Exercise aim
Write out all the entries word for word and omit any pictures.

□ □ □ □ □ □ □

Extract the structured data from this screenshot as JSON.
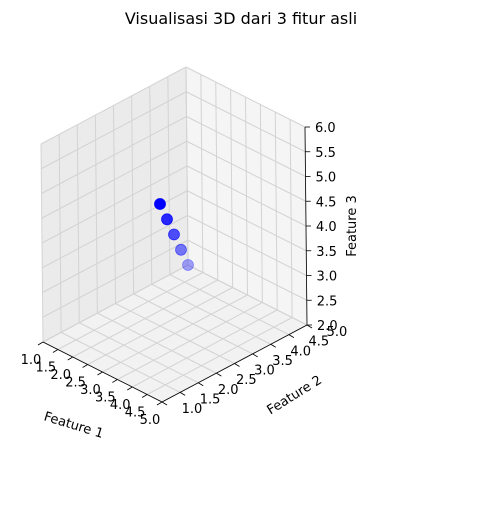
{
  "chart_data": {
    "type": "scatter",
    "title": "Visualisasi 3D dari 3 fitur asli",
    "xlabel": "Feature 1",
    "ylabel": "Feature 2",
    "zlabel": "Feature 3",
    "x_ticks": [
      "1.0",
      "1.5",
      "2.0",
      "2.5",
      "3.0",
      "3.5",
      "4.0",
      "4.5",
      "5.0"
    ],
    "y_ticks": [
      "1.0",
      "1.5",
      "2.0",
      "2.5",
      "3.0",
      "3.5",
      "4.0",
      "4.5",
      "5.0"
    ],
    "z_ticks": [
      "2.0",
      "2.5",
      "3.0",
      "3.5",
      "4.0",
      "4.5",
      "5.0",
      "5.5",
      "6.0"
    ],
    "xlim": [
      1.0,
      5.0
    ],
    "ylim": [
      1.0,
      5.0
    ],
    "zlim": [
      2.0,
      6.0
    ],
    "grid": true,
    "marker_color": "#0000ff",
    "points": [
      {
        "x": 1,
        "y": 5,
        "z": 2
      },
      {
        "x": 2,
        "y": 4,
        "z": 3
      },
      {
        "x": 3,
        "y": 3,
        "z": 4
      },
      {
        "x": 4,
        "y": 2,
        "z": 5
      },
      {
        "x": 5,
        "y": 1,
        "z": 6
      }
    ]
  }
}
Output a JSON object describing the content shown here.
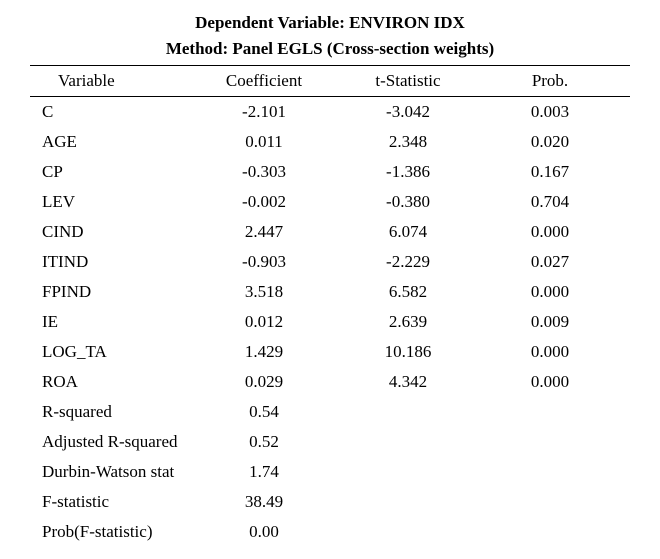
{
  "header": {
    "line1": "Dependent Variable: ENVIRON IDX",
    "line2": "Method: Panel EGLS (Cross-section weights)"
  },
  "columns": {
    "variable": "Variable",
    "coefficient": "Coefficient",
    "tstat": "t-Statistic",
    "prob": "Prob."
  },
  "rows": [
    {
      "variable": "C",
      "coefficient": "-2.101",
      "tstat": "-3.042",
      "prob": "0.003"
    },
    {
      "variable": "AGE",
      "coefficient": "0.011",
      "tstat": "2.348",
      "prob": "0.020"
    },
    {
      "variable": "CP",
      "coefficient": "-0.303",
      "tstat": "-1.386",
      "prob": "0.167"
    },
    {
      "variable": "LEV",
      "coefficient": "-0.002",
      "tstat": "-0.380",
      "prob": "0.704"
    },
    {
      "variable": "CIND",
      "coefficient": "2.447",
      "tstat": "6.074",
      "prob": "0.000"
    },
    {
      "variable": "ITIND",
      "coefficient": "-0.903",
      "tstat": "-2.229",
      "prob": "0.027"
    },
    {
      "variable": "FPIND",
      "coefficient": "3.518",
      "tstat": "6.582",
      "prob": "0.000"
    },
    {
      "variable": "IE",
      "coefficient": "0.012",
      "tstat": "2.639",
      "prob": "0.009"
    },
    {
      "variable": "LOG_TA",
      "coefficient": "1.429",
      "tstat": "10.186",
      "prob": "0.000"
    },
    {
      "variable": "ROA",
      "coefficient": "0.029",
      "tstat": "4.342",
      "prob": "0.000"
    }
  ],
  "stats": [
    {
      "label": "R-squared",
      "value": "0.54"
    },
    {
      "label": "Adjusted R-squared",
      "value": "0.52"
    },
    {
      "label": "Durbin-Watson stat",
      "value": "1.74"
    },
    {
      "label": "F-statistic",
      "value": "38.49"
    },
    {
      "label": "Prob(F-statistic)",
      "value": "0.00"
    }
  ],
  "styling": {
    "font_family": "Times New Roman",
    "background_color": "#ffffff",
    "text_color": "#000000",
    "border_color": "#000000",
    "header_fontsize": 17,
    "body_fontsize": 17
  }
}
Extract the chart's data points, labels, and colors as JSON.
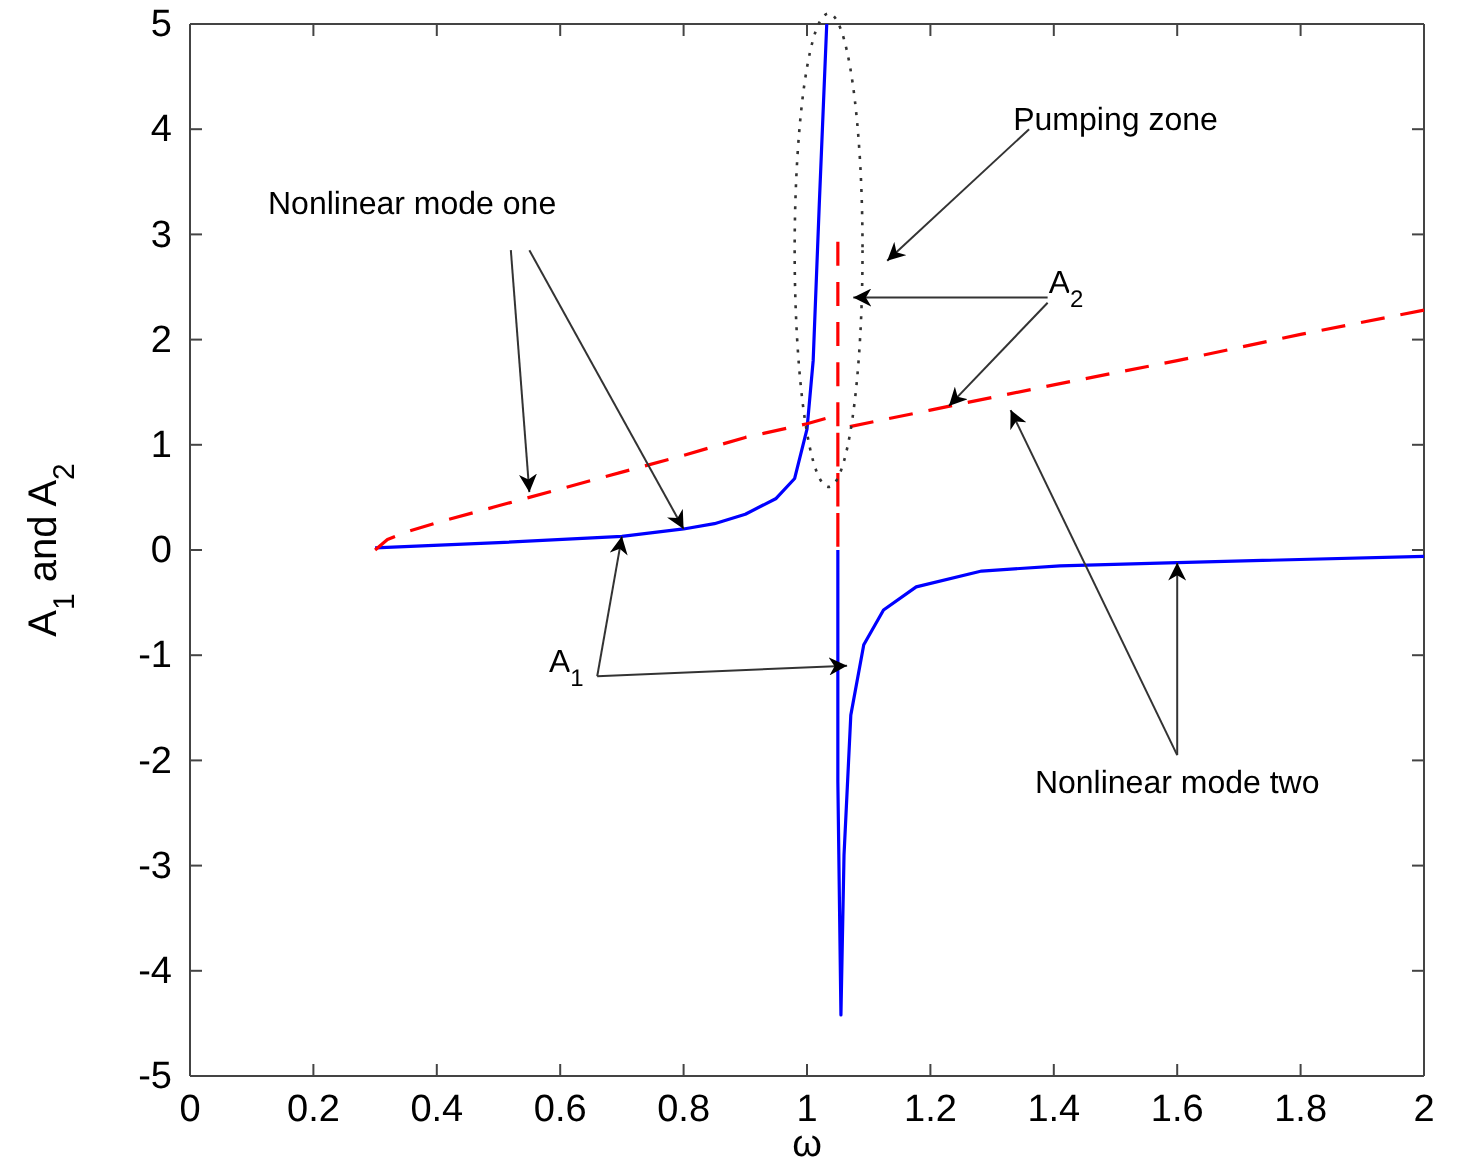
{
  "chart_data": {
    "type": "line",
    "xlabel": "ω",
    "ylabel": "A$_{1}$ and A$_{2}$",
    "xlim": [
      0,
      2
    ],
    "ylim": [
      -5,
      5
    ],
    "xticks": [
      0,
      0.2,
      0.4,
      0.6,
      0.8,
      1,
      1.2,
      1.4,
      1.6,
      1.8,
      2
    ],
    "yticks": [
      -5,
      -4,
      -3,
      -2,
      -1,
      0,
      1,
      2,
      3,
      4,
      5
    ],
    "grid": false,
    "marker": "none",
    "series": [
      {
        "color": "#0000ff",
        "line_style": "solid",
        "x": [
          0.3,
          0.5,
          0.7,
          0.8,
          0.85,
          0.9,
          0.95,
          0.98,
          1.0,
          1.01,
          1.02,
          1.032
        ],
        "values": [
          0.02,
          0.07,
          0.13,
          0.2,
          0.25,
          0.34,
          0.49,
          0.68,
          1.15,
          1.8,
          3.3,
          5
        ]
      },
      {
        "color": "#0000ff",
        "line_style": "solid",
        "x": [
          1.05,
          1.05,
          1.055,
          1.06,
          1.071,
          1.092,
          1.124,
          1.177,
          1.283,
          1.41,
          1.6,
          2.0
        ],
        "values": [
          0,
          -2.2,
          -4.42,
          -2.9,
          -1.57,
          -0.9,
          -0.57,
          -0.35,
          -0.2,
          -0.15,
          -0.12,
          -0.06
        ]
      },
      {
        "color": "#ff0000",
        "line_style": "dashed",
        "x": [
          0.3,
          0.32,
          0.35,
          0.4,
          0.5,
          0.6,
          0.7,
          0.8,
          0.9,
          1.0,
          1.03
        ],
        "values": [
          0,
          0.1,
          0.17,
          0.26,
          0.42,
          0.58,
          0.74,
          0.9,
          1.07,
          1.2,
          1.25
        ]
      },
      {
        "color": "#ff0000",
        "line_style": "dashed",
        "x": [
          1.05,
          1.05,
          1.05,
          1.2,
          1.4,
          1.6,
          1.8,
          2.0
        ],
        "values": [
          2.93,
          0,
          1.15,
          1.33,
          1.57,
          1.8,
          2.05,
          2.28
        ]
      }
    ],
    "annotations": [
      {
        "text": "Nonlinear mode one",
        "x": 0.8,
        "y": 0.2
      },
      "Pumping zone",
      {
        "text": "A$_{2}$",
        "x": 1.23,
        "y": 1.37
      },
      {
        "text": "A$_{1}$",
        "x": 0.7,
        "y": 0.13
      },
      {
        "text": "Nonlinear mode two",
        "x": 1.6,
        "y": -0.12
      }
    ]
  }
}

□ □ □ □ □ □ □

Full solution
Extract the structured data from this screenshot as JSON.
{
  "chart_data": {
    "type": "scatter",
    "title": "Visualisasi 3D dari 3 fitur asli",
    "xlabel": "Feature 1",
    "ylabel": "Feature 2",
    "zlabel": "Feature 3",
    "x_ticks": [
      "1.0",
      "1.5",
      "2.0",
      "2.5",
      "3.0",
      "3.5",
      "4.0",
      "4.5",
      "5.0"
    ],
    "y_ticks": [
      "1.0",
      "1.5",
      "2.0",
      "2.5",
      "3.0",
      "3.5",
      "4.0",
      "4.5",
      "5.0"
    ],
    "z_ticks": [
      "2.0",
      "2.5",
      "3.0",
      "3.5",
      "4.0",
      "4.5",
      "5.0",
      "5.5",
      "6.0"
    ],
    "xlim": [
      1.0,
      5.0
    ],
    "ylim": [
      1.0,
      5.0
    ],
    "zlim": [
      2.0,
      6.0
    ],
    "grid": true,
    "marker_color": "#0000ff",
    "points": [
      {
        "x": 1,
        "y": 5,
        "z": 2
      },
      {
        "x": 2,
        "y": 4,
        "z": 3
      },
      {
        "x": 3,
        "y": 3,
        "z": 4
      },
      {
        "x": 4,
        "y": 2,
        "z": 5
      },
      {
        "x": 5,
        "y": 1,
        "z": 6
      }
    ]
  }
}
Output a JSON object describing the content shown here.
{
  "header": {
    "line1": "Dependent Variable: ENVIRON IDX",
    "line2": "Method: Panel EGLS (Cross-section weights)"
  },
  "columns": {
    "variable": "Variable",
    "coefficient": "Coefficient",
    "tstat": "t-Statistic",
    "prob": "Prob."
  },
  "rows": [
    {
      "variable": "C",
      "coefficient": "-2.101",
      "tstat": "-3.042",
      "prob": "0.003"
    },
    {
      "variable": "AGE",
      "coefficient": "0.011",
      "tstat": "2.348",
      "prob": "0.020"
    },
    {
      "variable": "CP",
      "coefficient": "-0.303",
      "tstat": "-1.386",
      "prob": "0.167"
    },
    {
      "variable": "LEV",
      "coefficient": "-0.002",
      "tstat": "-0.380",
      "prob": "0.704"
    },
    {
      "variable": "CIND",
      "coefficient": "2.447",
      "tstat": "6.074",
      "prob": "0.000"
    },
    {
      "variable": "ITIND",
      "coefficient": "-0.903",
      "tstat": "-2.229",
      "prob": "0.027"
    },
    {
      "variable": "FPIND",
      "coefficient": "3.518",
      "tstat": "6.582",
      "prob": "0.000"
    },
    {
      "variable": "IE",
      "coefficient": "0.012",
      "tstat": "2.639",
      "prob": "0.009"
    },
    {
      "variable": "LOG_TA",
      "coefficient": "1.429",
      "tstat": "10.186",
      "prob": "0.000"
    },
    {
      "variable": "ROA",
      "coefficient": "0.029",
      "tstat": "4.342",
      "prob": "0.000"
    }
  ],
  "stats": [
    {
      "label": "R-squared",
      "value": "0.54"
    },
    {
      "label": "Adjusted R-squared",
      "value": "0.52"
    },
    {
      "label": "Durbin-Watson stat",
      "value": "1.74"
    },
    {
      "label": "F-statistic",
      "value": "38.49"
    },
    {
      "label": "Prob(F-statistic)",
      "value": "0.00"
    }
  ],
  "styling": {
    "font_family": "Times New Roman",
    "background_color": "#ffffff",
    "text_color": "#000000",
    "border_color": "#000000",
    "header_fontsize": 17,
    "body_fontsize": 17
  }
}
Extract the chart's data points, labels, and colors as JSON.
{
  "chart_data": {
    "type": "line",
    "xlabel": "ω",
    "ylabel": "A$_{1}$ and A$_{2}$",
    "xlim": [
      0,
      2
    ],
    "ylim": [
      -5,
      5
    ],
    "xticks": [
      0,
      0.2,
      0.4,
      0.6,
      0.8,
      1,
      1.2,
      1.4,
      1.6,
      1.8,
      2
    ],
    "yticks": [
      -5,
      -4,
      -3,
      -2,
      -1,
      0,
      1,
      2,
      3,
      4,
      5
    ],
    "grid": false,
    "marker": "none",
    "series": [
      {
        "color": "#0000ff",
        "line_style": "solid",
        "x": [
          0.3,
          0.5,
          0.7,
          0.8,
          0.85,
          0.9,
          0.95,
          0.98,
          1.0,
          1.01,
          1.02,
          1.032
        ],
        "values": [
          0.02,
          0.07,
          0.13,
          0.2,
          0.25,
          0.34,
          0.49,
          0.68,
          1.15,
          1.8,
          3.3,
          5
        ]
      },
      {
        "color": "#0000ff",
        "line_style": "solid",
        "x": [
          1.05,
          1.05,
          1.055,
          1.06,
          1.071,
          1.092,
          1.124,
          1.177,
          1.283,
          1.41,
          1.6,
          2.0
        ],
        "values": [
          0,
          -2.2,
          -4.42,
          -2.9,
          -1.57,
          -0.9,
          -0.57,
          -0.35,
          -0.2,
          -0.15,
          -0.12,
          -0.06
        ]
      },
      {
        "color": "#ff0000",
        "line_style": "dashed",
        "x": [
          0.3,
          0.32,
          0.35,
          0.4,
          0.5,
          0.6,
          0.7,
          0.8,
          0.9,
          1.0,
          1.03
        ],
        "values": [
          0,
          0.1,
          0.17,
          0.26,
          0.42,
          0.58,
          0.74,
          0.9,
          1.07,
          1.2,
          1.25
        ]
      },
      {
        "color": "#ff0000",
        "line_style": "dashed",
        "x": [
          1.05,
          1.05,
          1.05,
          1.2,
          1.4,
          1.6,
          1.8,
          2.0
        ],
        "values": [
          2.93,
          0,
          1.15,
          1.33,
          1.57,
          1.8,
          2.05,
          2.28
        ]
      }
    ],
    "annotations": [
      {
        "text": "Nonlinear mode one",
        "x": 0.8,
        "y": 0.2
      },
      "Pumping zone",
      {
        "text": "A$_{2}$",
        "x": 1.23,
        "y": 1.37
      },
      {
        "text": "A$_{1}$",
        "x": 0.7,
        "y": 0.13
      },
      {
        "text": "Nonlinear mode two",
        "x": 1.6,
        "y": -0.12
      }
    ]
  }
}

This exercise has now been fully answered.